Task 1 →
Answer these from the SQL tutorial:
(a) How many employees work in the Sales department?
(b) What salary does Will earn?
(c) Which three fields does the final result need?

Reading text →
SQL Window Functions Problem Solution

Department Top Three Salaries via Leetcode

In extreme detail, in this tutorial I'll walk through a Leetcode Advanced SQL problem to arrive to the solution.

Problem Statement

The Employee table holds all employees. Every employee has an Id, and there is also a column for the department Id.

Id Name Salary DepartmentId
1 Joe 85000 1
2 Henry 80000 2
3 Sam 60000 2
4 Max 90000 1
5 Janet 69000 1
6 Randy 85000 1
7 Will 70000 1

The Department table holds all departments of the company.

Id Name
1 IT
2 Sales

Write a SQL query to find employees who earn the top three salaries in each of the department. For the above tables, your SQL query should return the following rows (order of rows does not matter).

Department Employee Salary
IT Max 90000
IT Randy 85000
IT Joe 85000
IT Will 70000
Sales Henry 80000
Sales Sam 60000

Explanation

In IT department, Max earns the highest salary, both Randy and Joe earn the second highest salary, and Will earns the third highest salary. There are only two employees in the Sales department, Henry earns the highest salary while Sam earns the second highest salary.

Dan's Step by Step Solution

Join Tables to Get Relevant Columns

Explanation of SQL Query Below:

We are provided two tables: Employee and Department. In our final result, we need three fields: the department name, the employee's name and the employee's salary. Since these three columns are in two different tables, we need to join the two tables.

We know this is a relational database in that the two tables "relate" to one another with common identifiers from each.

The records →
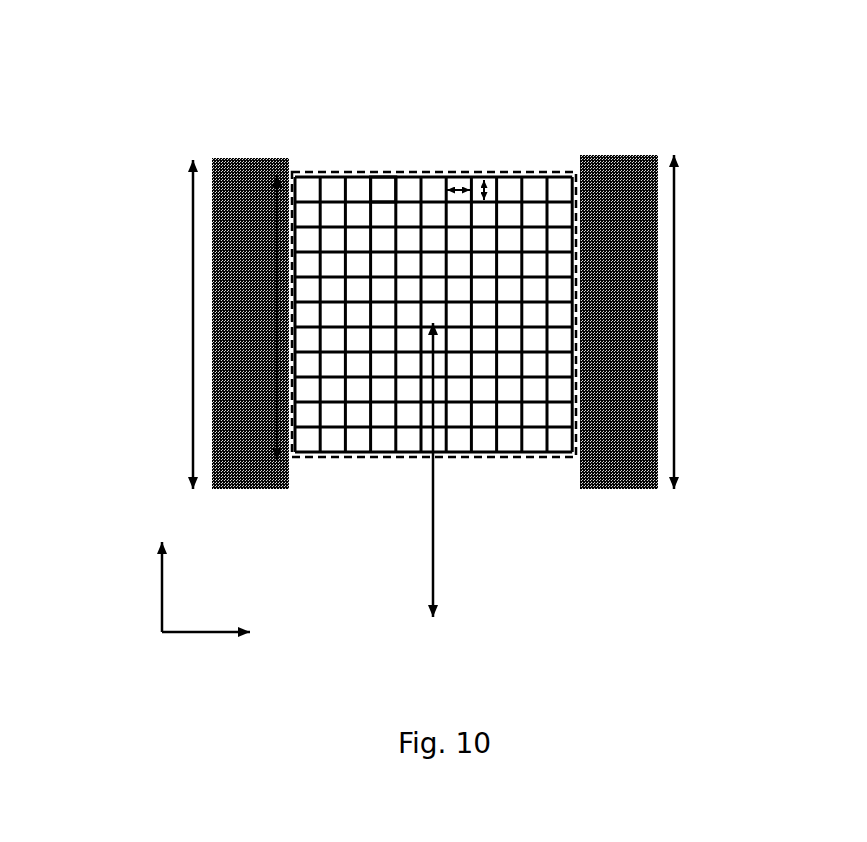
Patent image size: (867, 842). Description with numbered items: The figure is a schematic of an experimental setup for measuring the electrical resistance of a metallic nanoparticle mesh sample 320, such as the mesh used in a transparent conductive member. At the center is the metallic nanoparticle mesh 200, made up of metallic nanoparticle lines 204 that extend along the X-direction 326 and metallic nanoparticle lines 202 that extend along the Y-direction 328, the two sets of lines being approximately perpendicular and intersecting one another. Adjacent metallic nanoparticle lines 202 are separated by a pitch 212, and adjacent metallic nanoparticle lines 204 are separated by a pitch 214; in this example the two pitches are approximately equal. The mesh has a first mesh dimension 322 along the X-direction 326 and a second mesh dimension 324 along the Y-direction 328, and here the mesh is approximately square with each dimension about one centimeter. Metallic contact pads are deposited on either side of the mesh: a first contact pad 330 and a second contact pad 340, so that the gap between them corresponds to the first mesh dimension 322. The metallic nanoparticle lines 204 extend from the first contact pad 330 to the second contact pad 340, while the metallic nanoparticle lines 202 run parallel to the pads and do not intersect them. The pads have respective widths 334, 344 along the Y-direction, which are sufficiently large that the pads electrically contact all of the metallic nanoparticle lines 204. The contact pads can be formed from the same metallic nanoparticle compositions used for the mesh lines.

The metallic nanoparticle mesh 200 is at (305, 172).
The metallic nanoparticle lines 202 is at (325, 187).
The metallic nanoparticle lines 204 is at (382, 198).
The pitch 212 is at (458, 188).
The pitch 214 is at (493, 188).
The metallic nanoparticle mesh sample 320 is at (262, 78).
The first mesh dimension 322 is at (461, 472).
The second mesh dimension 324 is at (275, 310).
The X-direction 326 is at (228, 633).
The Y-direction 328 is at (160, 580).
The first contact pad 330 is at (243, 157).
The width 334 is at (192, 267).
The second contact pad 340 is at (622, 153).
The width 344 is at (677, 275).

Task 2 → Lay out every line of the rows above, not the SQL tutorial, as a Markdown table with the columns Row and Line. Number each line, skip blank lines, and leave the pictures out.

Exercise result 1 →
(a) Two
(b) 70000
(c) The department name, the employee's name and the employee's salary

Exercise result 2 →
| Row | Line |
|---|---|
| 1 | Patent image size: (867, 842). Description with numbered items: The figure is a schematic of an experimental setup for measuring the electrical resistance of a metallic nanoparticle mesh sample 320, such as the mesh used in a transparent conductive member. At the center is the metallic nanoparticle mesh 200, made up of metallic nanoparticle lines 204 that extend along the X-direction 326 and metallic nanoparticle lines 202 that extend along the Y-direction 328, the two sets of lines being approximately perpendicular and intersecting one another. Adjacent metallic nanoparticle lines 202 are separated by a pitch 212, and adjacent metallic nanoparticle lines 204 are separated by a pitch 214; in this example the two pitches are approximately equal. The mesh has a first mesh dimension 322 along the X-direction 326 and a second mesh dimension 324 along the Y-direction 328, and here the mesh is approximately square with each dimension about one centimeter. Metallic contact pads are deposited on either side of the mesh: a first contact pad 330 and a second contact pad 340, so that the gap between them corresponds to the first mesh dimension 322. The metallic nanoparticle lines 204 extend from the first contact pad 330 to the second contact pad 340, while the metallic nanoparticle lines 202 run parallel to the pads and do not intersect them. The pads have respective widths 334, 344 along the Y-direction, which are sufficiently large that the pads electrically contact all of the metallic nanoparticle lines 204. The contact pads can be formed from the same metallic nanoparticle compositions used for the mesh lines. |
| 2 | The metallic nanoparticle mesh 200 is at (305, 172). |
| 3 | The metallic nanoparticle lines 202 is at (325, 187). |
| 4 | The metallic nanoparticle lines 204 is at (382, 198). |
| 5 | The pitch 212 is at (458, 188). |
| 6 | The pitch 214 is at (493, 188). |
| 7 | The metallic nanoparticle mesh sample 320 is at (262, 78). |
| 8 | The first mesh dimension 322 is at (461, 472). |
| 9 | The second mesh dimension 324 is at (275, 310). |
| 10 | The X-direction 326 is at (228, 633). |
| 11 | The Y-direction 328 is at (160, 580). |
| 12 | The first contact pad 330 is at (243, 157). |
| 13 | The width 334 is at (192, 267). |
| 14 | The second contact pad 340 is at (622, 153). |
| 15 | The width 344 is at (677, 275). |